(Recorded data)
━━━━━━━━

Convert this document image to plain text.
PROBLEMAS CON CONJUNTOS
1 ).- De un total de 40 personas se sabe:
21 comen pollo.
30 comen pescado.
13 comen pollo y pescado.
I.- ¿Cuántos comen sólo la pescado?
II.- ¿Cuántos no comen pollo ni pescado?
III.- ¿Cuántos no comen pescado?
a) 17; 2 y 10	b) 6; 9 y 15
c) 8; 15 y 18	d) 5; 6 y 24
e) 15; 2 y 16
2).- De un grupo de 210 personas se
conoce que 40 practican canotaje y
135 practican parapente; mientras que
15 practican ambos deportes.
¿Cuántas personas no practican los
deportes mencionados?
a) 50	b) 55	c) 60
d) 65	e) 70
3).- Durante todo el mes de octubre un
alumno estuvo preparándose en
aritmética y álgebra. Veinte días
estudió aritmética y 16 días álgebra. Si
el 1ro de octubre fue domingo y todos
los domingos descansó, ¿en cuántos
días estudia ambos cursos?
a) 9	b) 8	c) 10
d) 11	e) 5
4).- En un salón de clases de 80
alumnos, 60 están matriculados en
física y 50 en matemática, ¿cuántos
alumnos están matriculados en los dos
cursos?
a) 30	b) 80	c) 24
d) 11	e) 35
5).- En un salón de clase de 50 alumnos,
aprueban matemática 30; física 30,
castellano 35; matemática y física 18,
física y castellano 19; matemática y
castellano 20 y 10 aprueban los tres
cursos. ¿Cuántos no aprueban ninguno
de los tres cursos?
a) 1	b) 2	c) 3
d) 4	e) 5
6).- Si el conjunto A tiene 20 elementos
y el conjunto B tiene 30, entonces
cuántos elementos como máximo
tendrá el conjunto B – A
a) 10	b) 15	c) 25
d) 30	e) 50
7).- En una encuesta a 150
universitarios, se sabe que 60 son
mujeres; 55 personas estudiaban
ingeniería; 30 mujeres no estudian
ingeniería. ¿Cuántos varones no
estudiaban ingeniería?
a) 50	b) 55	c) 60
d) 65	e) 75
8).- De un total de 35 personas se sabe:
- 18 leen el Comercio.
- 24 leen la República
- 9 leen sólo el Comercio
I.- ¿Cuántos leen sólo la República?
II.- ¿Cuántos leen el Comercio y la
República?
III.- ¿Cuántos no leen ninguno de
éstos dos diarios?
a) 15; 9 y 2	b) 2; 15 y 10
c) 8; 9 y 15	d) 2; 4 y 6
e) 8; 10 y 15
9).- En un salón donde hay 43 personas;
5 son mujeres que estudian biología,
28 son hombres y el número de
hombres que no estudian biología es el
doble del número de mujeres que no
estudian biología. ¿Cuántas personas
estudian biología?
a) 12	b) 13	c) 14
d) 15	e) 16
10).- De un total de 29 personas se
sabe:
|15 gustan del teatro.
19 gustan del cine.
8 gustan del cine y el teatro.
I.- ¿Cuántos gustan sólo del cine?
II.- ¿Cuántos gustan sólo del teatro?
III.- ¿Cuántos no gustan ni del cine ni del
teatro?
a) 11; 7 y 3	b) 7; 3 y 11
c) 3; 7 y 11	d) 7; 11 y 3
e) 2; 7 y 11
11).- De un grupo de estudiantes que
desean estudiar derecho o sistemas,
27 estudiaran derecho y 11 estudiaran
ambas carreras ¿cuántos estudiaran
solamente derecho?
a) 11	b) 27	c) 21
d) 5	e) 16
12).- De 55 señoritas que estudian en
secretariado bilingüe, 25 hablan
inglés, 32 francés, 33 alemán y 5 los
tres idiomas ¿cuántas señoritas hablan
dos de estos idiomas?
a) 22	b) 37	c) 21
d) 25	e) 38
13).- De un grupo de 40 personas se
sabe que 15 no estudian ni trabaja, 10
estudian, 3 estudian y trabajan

━━━━━━━━

### [PROBLEM DETAILS]
Look through the entries above; copy each line where the string "cursos" appears.

### [OUTPUT FOR THIS TASK]
días estudia ambos cursos?
cursos?
cursos. ¿Cuántos no aprueban ninguno
de los tres cursos?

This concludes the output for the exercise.